**Task requirements**
Tell how many lines have the string "Configuration" in them, and write nothing besides the number.

**Stored entries**
□ □ □ □ □
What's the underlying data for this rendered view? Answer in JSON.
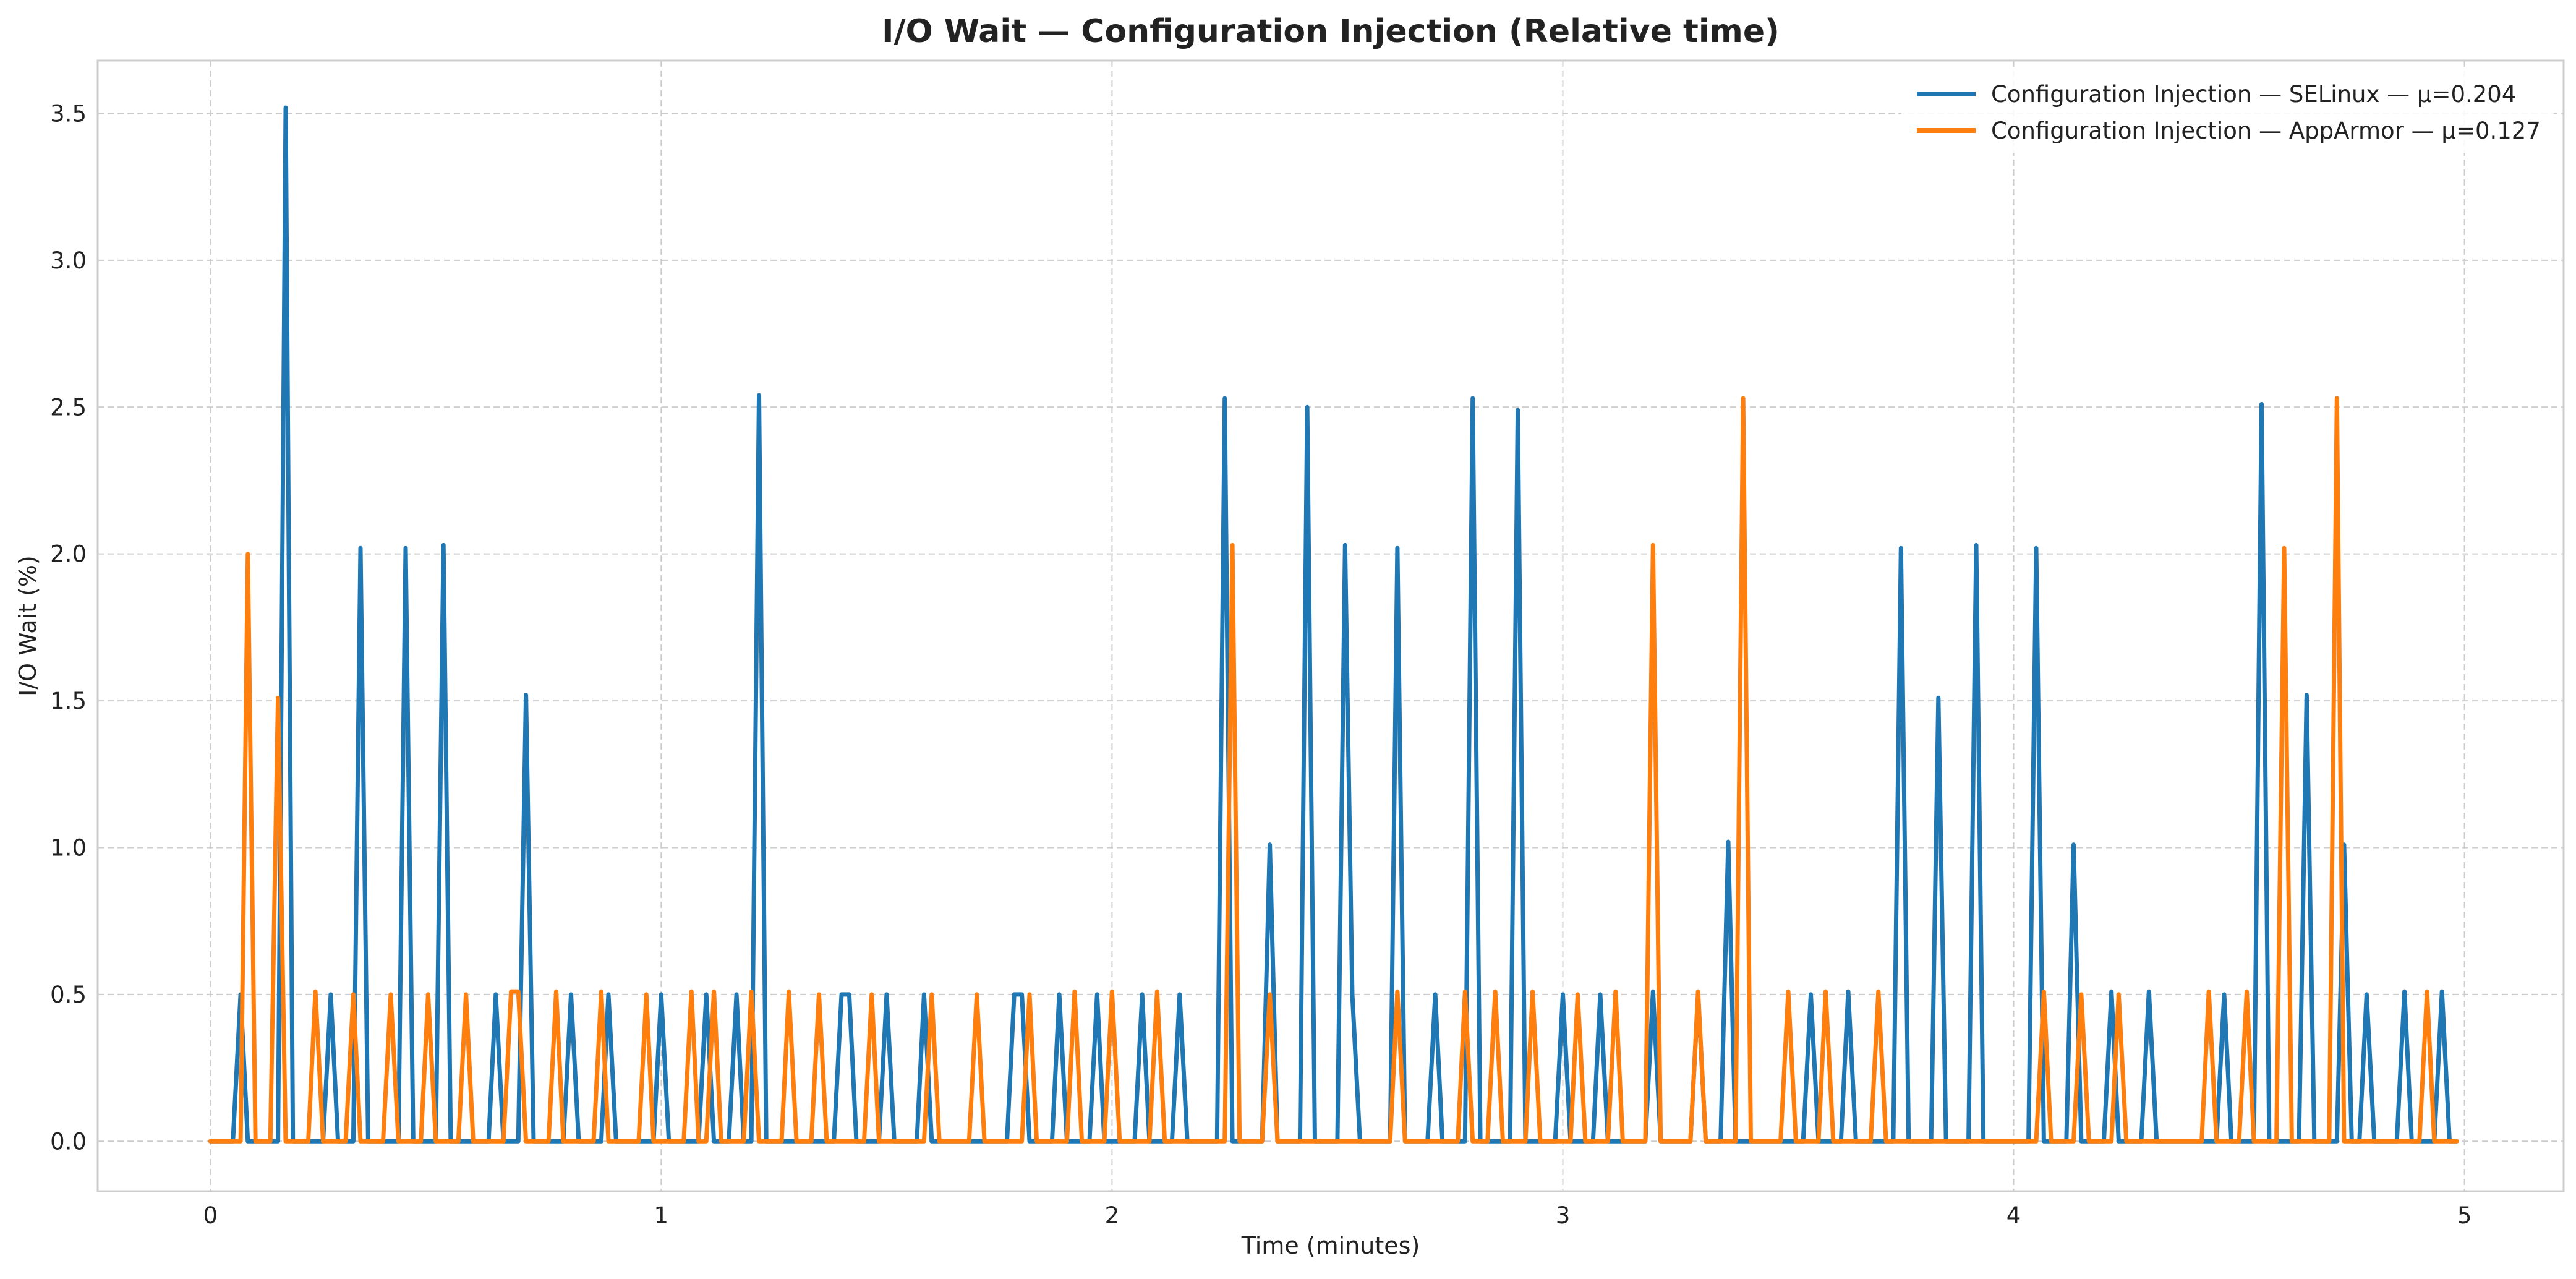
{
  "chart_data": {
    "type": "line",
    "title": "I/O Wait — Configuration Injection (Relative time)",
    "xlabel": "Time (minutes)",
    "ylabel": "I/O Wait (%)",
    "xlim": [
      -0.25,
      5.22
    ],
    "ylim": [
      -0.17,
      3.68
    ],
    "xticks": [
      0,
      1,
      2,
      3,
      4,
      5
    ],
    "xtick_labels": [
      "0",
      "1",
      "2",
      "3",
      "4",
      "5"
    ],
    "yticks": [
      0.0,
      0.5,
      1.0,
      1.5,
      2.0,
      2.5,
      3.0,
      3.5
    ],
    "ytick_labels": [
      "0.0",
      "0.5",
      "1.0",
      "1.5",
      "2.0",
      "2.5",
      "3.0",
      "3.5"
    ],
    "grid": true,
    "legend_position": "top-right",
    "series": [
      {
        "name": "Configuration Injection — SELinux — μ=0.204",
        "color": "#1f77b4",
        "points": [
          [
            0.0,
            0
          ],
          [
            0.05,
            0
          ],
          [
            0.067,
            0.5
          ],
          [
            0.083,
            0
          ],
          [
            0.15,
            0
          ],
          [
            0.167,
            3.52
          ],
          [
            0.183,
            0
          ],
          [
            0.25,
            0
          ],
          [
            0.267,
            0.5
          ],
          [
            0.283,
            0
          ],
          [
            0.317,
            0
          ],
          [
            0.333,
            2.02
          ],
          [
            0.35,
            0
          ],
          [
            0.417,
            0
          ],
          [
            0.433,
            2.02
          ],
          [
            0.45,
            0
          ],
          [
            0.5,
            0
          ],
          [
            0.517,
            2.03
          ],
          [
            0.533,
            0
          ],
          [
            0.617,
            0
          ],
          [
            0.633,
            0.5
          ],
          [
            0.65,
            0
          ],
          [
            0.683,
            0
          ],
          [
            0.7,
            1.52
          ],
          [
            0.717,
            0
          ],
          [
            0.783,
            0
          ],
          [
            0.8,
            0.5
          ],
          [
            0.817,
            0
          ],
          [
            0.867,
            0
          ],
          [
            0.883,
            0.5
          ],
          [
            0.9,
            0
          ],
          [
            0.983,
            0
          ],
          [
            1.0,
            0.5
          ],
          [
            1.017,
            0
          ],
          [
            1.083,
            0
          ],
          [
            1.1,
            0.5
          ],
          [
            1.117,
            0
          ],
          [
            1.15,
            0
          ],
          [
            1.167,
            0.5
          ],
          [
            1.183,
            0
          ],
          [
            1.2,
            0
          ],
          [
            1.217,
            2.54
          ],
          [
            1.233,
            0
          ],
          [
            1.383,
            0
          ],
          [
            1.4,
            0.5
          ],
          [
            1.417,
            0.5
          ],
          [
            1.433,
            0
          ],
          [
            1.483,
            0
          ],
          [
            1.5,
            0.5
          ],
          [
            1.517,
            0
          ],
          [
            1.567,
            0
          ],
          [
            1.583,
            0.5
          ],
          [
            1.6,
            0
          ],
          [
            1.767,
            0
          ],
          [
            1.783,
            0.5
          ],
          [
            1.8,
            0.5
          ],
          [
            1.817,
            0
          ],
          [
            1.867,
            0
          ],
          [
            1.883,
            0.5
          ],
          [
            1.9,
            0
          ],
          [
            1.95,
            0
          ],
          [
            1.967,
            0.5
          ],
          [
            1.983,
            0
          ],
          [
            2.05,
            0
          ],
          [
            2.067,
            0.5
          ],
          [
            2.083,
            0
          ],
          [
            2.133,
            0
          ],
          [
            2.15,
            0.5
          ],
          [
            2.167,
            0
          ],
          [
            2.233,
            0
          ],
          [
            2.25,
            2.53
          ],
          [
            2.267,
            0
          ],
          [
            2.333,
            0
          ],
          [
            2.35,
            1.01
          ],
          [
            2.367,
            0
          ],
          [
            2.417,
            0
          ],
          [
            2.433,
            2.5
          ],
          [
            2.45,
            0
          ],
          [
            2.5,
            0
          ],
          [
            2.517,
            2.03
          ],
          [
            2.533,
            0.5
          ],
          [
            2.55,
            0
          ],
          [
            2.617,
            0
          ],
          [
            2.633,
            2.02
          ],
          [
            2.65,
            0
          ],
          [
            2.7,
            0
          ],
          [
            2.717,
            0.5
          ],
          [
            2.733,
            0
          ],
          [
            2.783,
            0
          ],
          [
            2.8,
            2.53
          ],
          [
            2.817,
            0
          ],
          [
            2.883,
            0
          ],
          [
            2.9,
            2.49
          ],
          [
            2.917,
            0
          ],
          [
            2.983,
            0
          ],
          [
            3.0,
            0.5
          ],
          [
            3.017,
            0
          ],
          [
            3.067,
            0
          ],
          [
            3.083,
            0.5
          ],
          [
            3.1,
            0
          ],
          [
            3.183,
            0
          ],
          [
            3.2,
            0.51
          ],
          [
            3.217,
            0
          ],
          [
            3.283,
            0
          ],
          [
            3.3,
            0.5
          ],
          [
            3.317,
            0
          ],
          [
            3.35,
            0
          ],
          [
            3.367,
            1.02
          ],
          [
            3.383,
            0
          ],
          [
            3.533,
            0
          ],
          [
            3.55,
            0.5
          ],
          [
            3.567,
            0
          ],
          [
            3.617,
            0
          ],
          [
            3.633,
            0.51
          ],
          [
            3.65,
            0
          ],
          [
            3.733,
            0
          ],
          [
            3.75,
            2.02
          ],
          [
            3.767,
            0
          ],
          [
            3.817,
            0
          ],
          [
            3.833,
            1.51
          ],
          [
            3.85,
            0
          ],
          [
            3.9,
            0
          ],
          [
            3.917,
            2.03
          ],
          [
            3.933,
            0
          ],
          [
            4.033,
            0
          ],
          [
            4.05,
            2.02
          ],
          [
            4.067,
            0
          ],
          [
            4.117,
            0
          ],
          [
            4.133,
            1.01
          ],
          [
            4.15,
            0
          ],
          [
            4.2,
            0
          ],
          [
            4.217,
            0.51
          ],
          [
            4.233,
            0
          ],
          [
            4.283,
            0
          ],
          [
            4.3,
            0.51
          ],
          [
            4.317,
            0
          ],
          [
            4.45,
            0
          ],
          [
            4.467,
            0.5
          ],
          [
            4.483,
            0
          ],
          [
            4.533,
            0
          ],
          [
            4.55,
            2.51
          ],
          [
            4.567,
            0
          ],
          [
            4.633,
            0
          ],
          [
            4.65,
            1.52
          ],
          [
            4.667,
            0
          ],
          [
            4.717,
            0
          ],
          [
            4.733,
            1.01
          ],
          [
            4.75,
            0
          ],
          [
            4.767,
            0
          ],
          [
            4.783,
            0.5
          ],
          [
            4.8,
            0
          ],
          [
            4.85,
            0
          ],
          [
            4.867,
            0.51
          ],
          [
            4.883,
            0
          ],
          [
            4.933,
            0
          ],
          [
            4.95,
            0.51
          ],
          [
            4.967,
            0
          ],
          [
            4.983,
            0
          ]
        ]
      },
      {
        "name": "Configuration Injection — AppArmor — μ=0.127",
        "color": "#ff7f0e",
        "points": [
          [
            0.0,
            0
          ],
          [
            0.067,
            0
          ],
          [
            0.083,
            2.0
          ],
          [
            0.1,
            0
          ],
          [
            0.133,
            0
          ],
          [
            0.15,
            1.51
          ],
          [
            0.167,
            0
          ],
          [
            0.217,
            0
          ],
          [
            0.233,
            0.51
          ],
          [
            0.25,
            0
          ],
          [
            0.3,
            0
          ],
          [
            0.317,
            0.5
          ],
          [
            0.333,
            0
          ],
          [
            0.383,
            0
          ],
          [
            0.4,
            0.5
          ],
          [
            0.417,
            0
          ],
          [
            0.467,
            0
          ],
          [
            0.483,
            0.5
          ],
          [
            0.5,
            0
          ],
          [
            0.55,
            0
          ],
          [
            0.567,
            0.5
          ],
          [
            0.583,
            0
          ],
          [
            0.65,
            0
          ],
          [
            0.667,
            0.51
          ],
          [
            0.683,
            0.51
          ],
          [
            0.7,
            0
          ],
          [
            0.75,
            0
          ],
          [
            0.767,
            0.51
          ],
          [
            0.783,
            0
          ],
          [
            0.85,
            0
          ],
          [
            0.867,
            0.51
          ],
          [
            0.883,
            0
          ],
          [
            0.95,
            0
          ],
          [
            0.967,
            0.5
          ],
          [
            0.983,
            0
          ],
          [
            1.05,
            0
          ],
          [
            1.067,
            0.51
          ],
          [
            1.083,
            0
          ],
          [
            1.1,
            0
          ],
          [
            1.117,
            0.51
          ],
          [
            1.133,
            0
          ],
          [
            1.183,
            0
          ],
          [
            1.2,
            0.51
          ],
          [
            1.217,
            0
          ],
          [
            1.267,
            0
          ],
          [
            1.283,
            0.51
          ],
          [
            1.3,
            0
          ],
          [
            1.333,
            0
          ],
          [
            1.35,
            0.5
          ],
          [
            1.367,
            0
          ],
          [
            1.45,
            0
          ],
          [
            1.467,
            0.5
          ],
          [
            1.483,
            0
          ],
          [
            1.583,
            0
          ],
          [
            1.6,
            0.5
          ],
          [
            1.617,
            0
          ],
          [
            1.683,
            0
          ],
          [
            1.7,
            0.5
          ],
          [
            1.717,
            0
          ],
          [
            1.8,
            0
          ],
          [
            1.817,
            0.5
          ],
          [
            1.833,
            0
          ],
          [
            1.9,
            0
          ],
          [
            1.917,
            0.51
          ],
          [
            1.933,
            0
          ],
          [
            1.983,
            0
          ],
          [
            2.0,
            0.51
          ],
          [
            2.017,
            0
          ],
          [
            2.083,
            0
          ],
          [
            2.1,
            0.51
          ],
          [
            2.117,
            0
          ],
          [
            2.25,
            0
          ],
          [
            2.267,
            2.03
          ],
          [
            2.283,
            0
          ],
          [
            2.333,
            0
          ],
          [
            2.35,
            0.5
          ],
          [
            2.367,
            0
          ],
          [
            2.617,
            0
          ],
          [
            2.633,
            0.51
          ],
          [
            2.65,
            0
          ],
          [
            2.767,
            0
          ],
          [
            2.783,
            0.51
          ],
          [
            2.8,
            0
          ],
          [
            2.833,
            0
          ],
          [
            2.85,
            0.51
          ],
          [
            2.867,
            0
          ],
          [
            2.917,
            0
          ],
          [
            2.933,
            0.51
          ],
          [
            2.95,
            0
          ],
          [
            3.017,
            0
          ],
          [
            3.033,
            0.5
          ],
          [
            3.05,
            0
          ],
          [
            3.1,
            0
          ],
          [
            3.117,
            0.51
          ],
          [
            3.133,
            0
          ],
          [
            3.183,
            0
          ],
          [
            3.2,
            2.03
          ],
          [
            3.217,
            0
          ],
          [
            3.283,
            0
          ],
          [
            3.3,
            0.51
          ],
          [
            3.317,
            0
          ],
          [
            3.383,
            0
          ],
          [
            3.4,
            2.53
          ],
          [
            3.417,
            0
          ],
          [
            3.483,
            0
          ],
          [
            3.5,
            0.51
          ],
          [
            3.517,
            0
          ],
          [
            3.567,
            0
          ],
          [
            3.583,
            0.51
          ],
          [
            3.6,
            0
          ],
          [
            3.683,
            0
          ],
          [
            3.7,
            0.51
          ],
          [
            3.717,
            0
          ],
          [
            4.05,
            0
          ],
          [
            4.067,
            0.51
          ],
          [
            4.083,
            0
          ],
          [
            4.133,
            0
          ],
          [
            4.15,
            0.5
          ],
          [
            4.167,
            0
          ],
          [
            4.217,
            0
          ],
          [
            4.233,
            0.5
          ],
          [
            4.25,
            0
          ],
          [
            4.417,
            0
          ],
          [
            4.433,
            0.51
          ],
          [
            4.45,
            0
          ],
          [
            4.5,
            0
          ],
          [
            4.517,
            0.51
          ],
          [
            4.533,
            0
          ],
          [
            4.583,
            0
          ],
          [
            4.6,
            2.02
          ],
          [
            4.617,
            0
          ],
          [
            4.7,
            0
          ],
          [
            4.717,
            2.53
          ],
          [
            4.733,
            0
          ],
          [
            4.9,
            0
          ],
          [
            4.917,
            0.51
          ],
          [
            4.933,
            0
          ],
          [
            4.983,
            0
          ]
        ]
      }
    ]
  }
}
□ □ □ □ □
**Written answer**
3